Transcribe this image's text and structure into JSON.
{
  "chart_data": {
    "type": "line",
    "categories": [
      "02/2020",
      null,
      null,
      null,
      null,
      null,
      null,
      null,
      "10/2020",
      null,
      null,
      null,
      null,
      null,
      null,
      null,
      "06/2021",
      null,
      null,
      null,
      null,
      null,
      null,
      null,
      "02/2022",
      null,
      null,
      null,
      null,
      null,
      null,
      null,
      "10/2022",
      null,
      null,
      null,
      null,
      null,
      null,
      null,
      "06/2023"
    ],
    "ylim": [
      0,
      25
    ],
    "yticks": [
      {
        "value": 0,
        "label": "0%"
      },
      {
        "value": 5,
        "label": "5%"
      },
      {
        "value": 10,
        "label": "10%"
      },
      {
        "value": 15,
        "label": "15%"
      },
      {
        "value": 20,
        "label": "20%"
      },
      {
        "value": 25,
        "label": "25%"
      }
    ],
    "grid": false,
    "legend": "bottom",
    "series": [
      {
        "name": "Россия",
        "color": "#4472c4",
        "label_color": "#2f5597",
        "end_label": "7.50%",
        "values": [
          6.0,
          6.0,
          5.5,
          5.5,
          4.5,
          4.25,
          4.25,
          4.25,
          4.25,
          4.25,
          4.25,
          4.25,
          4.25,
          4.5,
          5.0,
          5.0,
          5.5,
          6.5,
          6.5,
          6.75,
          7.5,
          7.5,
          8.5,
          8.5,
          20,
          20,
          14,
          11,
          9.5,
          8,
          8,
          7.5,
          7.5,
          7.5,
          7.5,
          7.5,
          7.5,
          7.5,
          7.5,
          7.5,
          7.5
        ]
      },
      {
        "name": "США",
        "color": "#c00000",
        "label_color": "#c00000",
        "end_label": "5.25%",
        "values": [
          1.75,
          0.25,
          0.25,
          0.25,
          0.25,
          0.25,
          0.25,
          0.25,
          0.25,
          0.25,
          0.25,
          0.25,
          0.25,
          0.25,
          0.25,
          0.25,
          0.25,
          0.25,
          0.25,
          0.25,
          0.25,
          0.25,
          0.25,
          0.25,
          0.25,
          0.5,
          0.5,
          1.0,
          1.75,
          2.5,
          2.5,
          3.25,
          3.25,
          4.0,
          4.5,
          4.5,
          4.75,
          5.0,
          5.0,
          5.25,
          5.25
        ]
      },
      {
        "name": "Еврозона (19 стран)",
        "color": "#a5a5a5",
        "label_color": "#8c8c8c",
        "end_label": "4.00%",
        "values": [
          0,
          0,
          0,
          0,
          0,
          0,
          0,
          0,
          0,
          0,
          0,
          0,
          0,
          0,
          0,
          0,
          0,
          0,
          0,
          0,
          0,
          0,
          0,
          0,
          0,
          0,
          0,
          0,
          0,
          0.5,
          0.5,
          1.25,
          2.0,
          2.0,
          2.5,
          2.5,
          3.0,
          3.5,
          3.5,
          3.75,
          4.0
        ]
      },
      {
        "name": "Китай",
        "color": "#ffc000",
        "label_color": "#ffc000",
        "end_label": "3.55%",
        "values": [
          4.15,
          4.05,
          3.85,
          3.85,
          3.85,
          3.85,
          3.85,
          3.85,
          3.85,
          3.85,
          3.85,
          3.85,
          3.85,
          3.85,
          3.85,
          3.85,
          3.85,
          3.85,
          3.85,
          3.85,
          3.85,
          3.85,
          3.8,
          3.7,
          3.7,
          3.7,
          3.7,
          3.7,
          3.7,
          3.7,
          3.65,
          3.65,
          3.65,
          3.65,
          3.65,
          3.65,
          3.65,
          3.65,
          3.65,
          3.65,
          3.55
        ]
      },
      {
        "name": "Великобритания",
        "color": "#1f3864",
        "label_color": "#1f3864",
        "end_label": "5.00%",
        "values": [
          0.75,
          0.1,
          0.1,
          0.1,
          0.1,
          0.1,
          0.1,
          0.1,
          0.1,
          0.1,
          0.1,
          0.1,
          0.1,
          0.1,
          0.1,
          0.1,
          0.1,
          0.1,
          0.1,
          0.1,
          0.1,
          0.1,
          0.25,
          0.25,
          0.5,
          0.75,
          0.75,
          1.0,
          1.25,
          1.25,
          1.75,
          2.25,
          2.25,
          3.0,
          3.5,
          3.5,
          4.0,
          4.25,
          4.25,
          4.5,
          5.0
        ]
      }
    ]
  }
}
..........
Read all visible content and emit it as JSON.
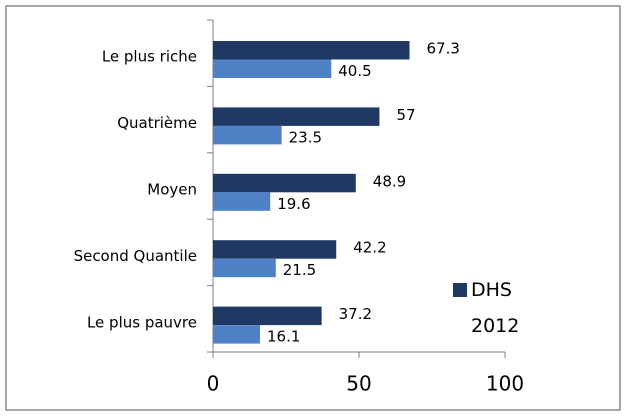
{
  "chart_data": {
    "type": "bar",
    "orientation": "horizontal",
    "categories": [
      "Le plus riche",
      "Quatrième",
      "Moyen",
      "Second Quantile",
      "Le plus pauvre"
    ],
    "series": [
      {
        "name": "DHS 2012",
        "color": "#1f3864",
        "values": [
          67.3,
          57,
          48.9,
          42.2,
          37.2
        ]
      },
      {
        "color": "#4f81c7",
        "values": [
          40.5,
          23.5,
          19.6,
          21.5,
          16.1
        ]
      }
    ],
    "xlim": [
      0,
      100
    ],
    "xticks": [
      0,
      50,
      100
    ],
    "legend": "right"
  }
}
..........
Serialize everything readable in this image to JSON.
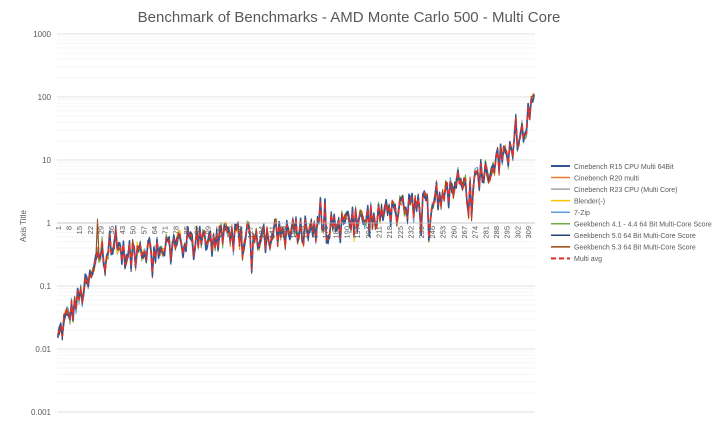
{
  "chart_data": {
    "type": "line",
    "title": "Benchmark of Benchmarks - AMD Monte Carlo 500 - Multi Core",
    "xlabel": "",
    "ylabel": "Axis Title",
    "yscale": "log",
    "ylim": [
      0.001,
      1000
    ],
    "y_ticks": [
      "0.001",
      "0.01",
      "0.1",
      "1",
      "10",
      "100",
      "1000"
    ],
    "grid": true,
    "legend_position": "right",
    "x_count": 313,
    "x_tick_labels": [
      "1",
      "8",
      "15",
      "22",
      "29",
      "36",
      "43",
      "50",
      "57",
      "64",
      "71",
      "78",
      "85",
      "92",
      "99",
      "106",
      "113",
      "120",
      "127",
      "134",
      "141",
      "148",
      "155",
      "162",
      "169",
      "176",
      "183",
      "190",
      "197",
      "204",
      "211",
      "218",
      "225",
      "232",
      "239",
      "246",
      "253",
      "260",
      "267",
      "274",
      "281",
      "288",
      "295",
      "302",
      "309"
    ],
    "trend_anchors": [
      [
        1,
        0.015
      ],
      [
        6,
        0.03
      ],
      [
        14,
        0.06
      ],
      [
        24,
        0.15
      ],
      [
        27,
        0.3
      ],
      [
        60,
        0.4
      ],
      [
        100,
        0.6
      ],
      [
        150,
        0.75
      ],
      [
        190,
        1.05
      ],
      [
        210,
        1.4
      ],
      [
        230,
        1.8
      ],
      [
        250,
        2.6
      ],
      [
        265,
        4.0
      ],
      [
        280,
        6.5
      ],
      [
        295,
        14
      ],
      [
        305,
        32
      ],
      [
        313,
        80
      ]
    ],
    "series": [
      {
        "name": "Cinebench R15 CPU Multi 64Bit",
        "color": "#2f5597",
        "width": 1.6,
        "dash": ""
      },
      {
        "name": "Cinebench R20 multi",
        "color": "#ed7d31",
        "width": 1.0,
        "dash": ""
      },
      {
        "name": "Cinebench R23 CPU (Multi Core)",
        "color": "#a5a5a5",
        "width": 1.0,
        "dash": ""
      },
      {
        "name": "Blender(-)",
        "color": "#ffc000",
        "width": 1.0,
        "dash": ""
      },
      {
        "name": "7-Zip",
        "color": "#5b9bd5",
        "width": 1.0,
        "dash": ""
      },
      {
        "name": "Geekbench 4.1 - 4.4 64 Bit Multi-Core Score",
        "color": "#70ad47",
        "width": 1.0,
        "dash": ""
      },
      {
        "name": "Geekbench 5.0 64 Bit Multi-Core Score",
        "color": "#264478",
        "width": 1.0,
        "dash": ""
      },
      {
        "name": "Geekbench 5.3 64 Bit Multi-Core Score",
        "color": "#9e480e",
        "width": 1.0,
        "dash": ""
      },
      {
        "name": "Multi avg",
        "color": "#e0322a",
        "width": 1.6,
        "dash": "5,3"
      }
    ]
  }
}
..........
■ The problem
Copy every line from the entries that contains the word "Score".

■ Written answer
        "name": "Geekbench 4.1 - 4.4 64 Bit Multi-Core Score",
        "name": "Geekbench 5.0 64 Bit Multi-Core Score",
        "name": "Geekbench 5.3 64 Bit Multi-Core Score",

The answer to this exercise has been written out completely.